Direction: In the entries below, find the lines that contain the word "quibusdam" and copy them.

:::::

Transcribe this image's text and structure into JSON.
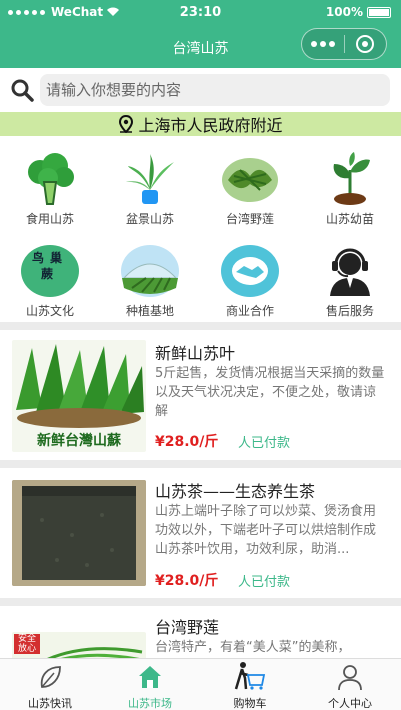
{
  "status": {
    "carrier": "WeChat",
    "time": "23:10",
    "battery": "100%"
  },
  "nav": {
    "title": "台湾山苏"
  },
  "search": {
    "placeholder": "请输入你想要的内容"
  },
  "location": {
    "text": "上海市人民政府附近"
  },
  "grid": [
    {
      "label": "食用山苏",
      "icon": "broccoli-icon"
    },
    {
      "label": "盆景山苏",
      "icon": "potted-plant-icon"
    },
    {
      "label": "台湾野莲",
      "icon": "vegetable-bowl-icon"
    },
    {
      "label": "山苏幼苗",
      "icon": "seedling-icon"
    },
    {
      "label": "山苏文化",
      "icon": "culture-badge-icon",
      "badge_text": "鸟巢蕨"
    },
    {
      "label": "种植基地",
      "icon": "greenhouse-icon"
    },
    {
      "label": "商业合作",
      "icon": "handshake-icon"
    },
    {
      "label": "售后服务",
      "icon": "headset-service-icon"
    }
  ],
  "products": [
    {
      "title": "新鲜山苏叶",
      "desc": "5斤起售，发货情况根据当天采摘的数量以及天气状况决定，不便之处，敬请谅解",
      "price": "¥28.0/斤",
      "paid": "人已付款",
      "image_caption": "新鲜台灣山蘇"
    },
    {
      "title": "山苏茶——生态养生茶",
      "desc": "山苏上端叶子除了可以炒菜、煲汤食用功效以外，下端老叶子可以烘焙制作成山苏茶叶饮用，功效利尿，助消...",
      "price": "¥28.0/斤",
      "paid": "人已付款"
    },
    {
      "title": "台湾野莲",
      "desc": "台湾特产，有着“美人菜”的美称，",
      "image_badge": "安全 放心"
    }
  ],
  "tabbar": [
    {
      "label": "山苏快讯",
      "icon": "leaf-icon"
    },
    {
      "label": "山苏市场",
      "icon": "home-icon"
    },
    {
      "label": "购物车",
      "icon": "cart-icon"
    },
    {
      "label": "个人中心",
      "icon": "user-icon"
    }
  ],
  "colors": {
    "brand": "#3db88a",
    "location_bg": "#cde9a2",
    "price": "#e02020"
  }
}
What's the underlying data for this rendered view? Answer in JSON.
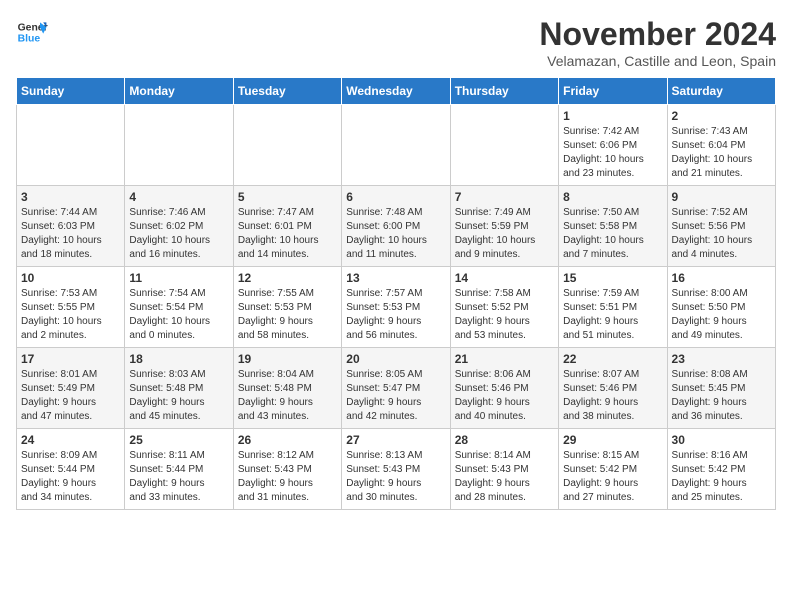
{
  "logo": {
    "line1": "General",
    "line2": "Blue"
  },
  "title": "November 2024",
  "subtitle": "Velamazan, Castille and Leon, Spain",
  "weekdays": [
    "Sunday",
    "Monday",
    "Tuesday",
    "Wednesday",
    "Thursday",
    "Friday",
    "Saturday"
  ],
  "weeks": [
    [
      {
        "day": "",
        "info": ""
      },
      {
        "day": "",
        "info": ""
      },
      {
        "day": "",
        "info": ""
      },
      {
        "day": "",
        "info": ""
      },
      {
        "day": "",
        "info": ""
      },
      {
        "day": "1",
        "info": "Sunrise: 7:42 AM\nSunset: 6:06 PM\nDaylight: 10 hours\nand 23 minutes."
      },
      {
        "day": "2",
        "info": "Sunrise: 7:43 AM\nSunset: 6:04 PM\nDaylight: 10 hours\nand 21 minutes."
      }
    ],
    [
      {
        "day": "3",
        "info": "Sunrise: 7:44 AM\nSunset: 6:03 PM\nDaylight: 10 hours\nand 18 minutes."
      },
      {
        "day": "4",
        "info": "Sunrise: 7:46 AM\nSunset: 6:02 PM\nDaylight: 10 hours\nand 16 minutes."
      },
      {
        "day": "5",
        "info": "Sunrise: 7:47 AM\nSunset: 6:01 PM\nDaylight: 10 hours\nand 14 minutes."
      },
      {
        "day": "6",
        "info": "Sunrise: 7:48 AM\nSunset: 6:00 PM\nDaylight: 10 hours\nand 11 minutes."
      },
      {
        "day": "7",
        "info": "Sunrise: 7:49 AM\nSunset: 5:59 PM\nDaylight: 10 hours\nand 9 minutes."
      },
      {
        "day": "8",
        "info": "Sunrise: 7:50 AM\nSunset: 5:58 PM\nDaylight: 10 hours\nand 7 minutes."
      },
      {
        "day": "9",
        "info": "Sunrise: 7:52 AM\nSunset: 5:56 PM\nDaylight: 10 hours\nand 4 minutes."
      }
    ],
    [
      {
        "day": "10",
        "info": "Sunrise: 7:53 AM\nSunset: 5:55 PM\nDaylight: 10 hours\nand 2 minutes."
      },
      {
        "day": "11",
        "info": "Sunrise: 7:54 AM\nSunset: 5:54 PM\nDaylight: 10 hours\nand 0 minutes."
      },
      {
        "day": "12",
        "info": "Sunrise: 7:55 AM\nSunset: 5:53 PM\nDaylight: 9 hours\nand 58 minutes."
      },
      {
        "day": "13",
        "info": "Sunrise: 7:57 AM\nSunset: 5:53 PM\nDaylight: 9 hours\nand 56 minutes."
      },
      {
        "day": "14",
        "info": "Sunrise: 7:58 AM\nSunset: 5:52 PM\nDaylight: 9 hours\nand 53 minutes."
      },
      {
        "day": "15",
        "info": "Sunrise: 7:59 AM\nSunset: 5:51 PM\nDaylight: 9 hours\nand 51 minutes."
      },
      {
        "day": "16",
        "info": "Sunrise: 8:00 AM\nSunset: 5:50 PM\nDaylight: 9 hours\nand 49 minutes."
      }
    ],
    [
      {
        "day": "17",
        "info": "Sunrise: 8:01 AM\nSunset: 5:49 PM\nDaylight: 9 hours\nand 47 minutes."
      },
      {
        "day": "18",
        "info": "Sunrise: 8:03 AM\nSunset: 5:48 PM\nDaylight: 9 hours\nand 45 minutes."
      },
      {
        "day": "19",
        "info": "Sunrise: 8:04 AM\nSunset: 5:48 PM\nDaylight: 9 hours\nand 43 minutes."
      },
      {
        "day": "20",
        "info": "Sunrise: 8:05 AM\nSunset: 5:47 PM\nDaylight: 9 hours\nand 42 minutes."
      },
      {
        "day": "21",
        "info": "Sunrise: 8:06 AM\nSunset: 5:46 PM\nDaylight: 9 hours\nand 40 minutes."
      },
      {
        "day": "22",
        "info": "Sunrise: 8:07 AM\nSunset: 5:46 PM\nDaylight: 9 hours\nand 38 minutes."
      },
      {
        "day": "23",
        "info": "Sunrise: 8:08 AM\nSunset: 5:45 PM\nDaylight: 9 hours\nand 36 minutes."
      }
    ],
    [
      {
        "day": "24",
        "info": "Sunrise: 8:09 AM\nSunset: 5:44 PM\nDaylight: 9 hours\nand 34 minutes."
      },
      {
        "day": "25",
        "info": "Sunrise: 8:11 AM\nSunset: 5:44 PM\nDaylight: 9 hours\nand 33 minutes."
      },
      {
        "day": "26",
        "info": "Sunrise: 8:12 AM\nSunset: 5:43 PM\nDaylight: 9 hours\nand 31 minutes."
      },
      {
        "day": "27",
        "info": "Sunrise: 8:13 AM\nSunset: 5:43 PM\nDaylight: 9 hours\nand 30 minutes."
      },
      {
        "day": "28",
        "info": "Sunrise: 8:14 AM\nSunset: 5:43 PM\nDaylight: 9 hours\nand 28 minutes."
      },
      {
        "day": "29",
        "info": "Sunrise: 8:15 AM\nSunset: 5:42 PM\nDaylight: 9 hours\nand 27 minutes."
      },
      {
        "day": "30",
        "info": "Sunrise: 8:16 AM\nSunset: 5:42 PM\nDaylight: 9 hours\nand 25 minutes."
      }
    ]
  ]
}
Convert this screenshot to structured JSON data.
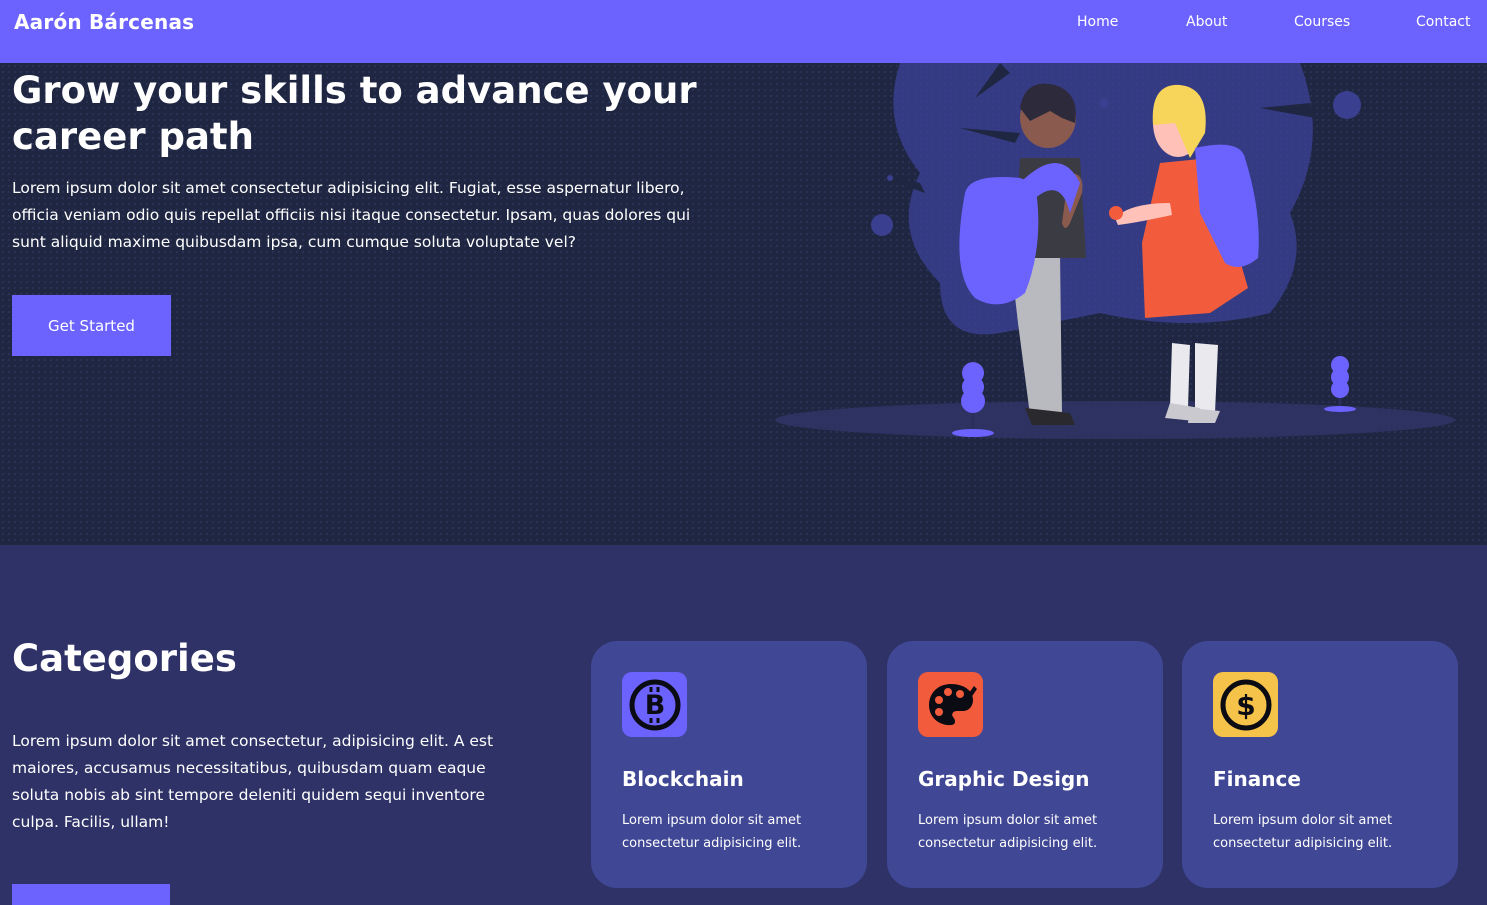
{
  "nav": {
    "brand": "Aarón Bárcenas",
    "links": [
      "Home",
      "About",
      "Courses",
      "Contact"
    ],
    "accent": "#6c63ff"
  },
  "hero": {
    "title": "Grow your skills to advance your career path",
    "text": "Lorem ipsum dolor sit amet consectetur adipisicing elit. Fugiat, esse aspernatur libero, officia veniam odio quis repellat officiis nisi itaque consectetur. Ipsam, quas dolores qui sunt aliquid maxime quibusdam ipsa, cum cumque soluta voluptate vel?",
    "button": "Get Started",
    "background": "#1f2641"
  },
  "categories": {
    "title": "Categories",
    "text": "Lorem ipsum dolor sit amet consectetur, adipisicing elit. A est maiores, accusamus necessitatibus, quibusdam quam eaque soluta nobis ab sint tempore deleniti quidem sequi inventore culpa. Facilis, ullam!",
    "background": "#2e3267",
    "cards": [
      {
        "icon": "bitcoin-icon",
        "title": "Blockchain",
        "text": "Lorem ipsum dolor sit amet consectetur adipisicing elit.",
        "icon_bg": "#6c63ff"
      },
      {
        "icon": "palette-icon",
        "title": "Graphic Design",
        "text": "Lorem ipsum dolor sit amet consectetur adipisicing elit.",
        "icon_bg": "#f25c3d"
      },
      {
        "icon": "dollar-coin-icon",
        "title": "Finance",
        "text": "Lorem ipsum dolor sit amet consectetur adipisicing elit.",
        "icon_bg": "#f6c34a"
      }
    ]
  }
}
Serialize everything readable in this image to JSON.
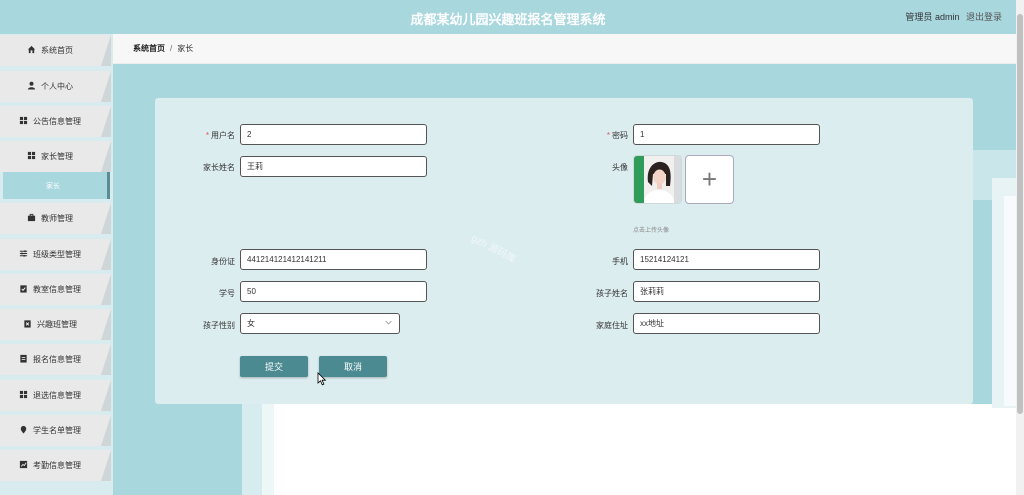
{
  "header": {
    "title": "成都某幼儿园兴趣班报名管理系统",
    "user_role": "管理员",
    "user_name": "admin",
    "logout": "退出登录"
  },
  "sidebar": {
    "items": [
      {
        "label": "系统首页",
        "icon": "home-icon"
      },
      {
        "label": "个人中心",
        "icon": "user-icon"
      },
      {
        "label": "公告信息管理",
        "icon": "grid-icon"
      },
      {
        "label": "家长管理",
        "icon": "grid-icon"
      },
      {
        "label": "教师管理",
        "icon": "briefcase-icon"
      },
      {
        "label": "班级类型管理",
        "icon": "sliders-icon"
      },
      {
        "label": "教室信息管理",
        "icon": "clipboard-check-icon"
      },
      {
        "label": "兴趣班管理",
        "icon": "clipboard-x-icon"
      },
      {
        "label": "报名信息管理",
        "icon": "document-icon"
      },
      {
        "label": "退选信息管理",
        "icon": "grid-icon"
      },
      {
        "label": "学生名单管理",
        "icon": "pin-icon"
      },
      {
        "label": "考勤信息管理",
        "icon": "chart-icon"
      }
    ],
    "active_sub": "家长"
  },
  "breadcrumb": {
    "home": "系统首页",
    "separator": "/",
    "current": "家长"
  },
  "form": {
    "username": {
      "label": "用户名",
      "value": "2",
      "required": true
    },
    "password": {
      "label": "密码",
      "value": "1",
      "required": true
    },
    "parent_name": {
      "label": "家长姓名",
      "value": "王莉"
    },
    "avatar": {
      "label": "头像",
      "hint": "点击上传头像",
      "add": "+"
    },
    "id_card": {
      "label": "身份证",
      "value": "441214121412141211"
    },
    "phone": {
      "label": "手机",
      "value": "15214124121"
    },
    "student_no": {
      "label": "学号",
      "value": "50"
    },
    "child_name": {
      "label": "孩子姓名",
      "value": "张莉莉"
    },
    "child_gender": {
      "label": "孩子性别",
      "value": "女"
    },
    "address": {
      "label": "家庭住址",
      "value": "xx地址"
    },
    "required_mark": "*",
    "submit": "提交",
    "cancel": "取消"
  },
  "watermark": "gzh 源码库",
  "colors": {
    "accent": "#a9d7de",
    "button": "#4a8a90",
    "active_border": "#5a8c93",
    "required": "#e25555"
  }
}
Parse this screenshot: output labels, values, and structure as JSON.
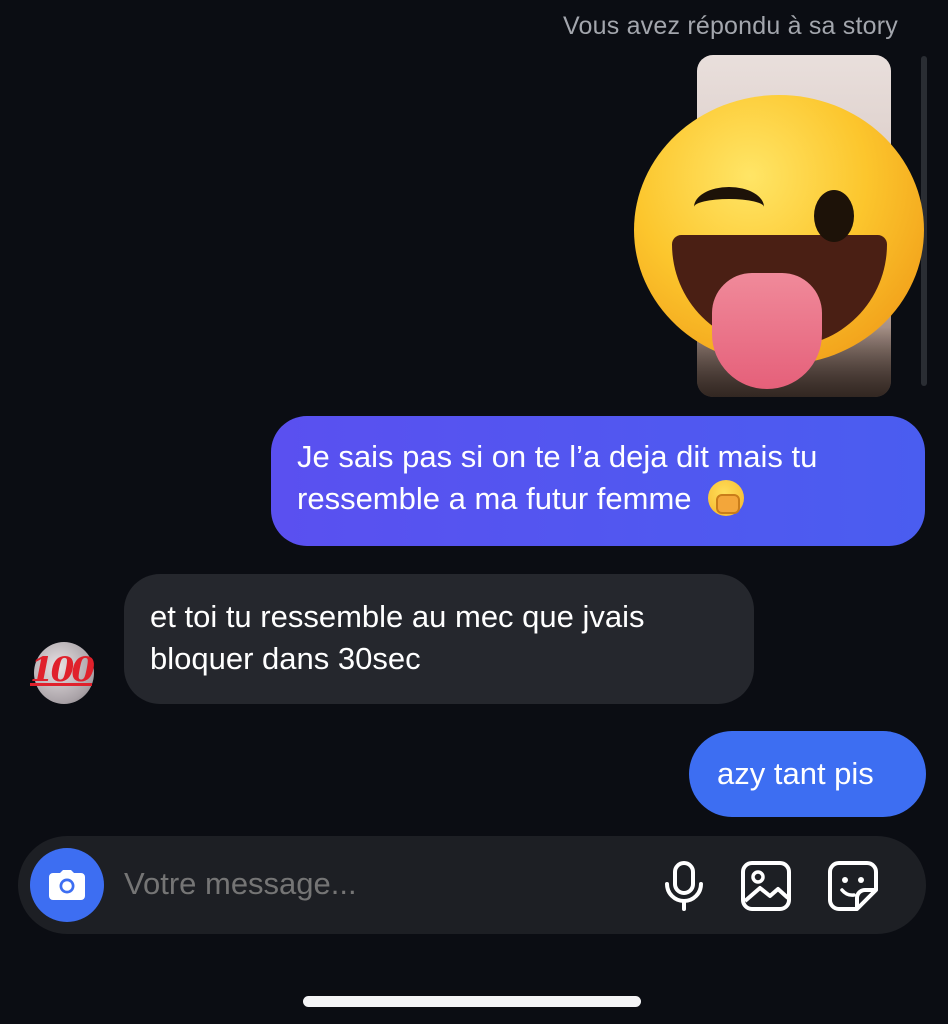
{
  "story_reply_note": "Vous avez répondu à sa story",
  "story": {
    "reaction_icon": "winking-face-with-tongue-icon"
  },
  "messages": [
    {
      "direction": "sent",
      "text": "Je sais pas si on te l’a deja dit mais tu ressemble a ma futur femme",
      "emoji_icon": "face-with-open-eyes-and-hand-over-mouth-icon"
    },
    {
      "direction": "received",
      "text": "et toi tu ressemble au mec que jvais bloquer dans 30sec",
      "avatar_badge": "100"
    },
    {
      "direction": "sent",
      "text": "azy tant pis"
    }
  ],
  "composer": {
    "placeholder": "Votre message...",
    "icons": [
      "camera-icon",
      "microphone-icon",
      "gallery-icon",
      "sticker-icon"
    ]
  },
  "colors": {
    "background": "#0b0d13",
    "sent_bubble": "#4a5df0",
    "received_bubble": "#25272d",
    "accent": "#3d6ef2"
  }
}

:::::

Answer to this problem:
    "text": "Lorem ipsum dolor sit amet consectetur adipisicing elit. Fugiat, esse aspernatur libero, officia veniam odio quis repellat officiis nisi itaque consectetur. Ipsam, quas dolores qui sunt aliquid maxime quibusdam ipsa, cum cumque soluta voluptate vel?",
    "text": "Lorem ipsum dolor sit amet consectetur, adipisicing elit. A est maiores, accusamus necessitatibus, quibusdam quam eaque soluta nobis ab sint tempore deleniti quidem sequi inventore culpa. Facilis, ullam!",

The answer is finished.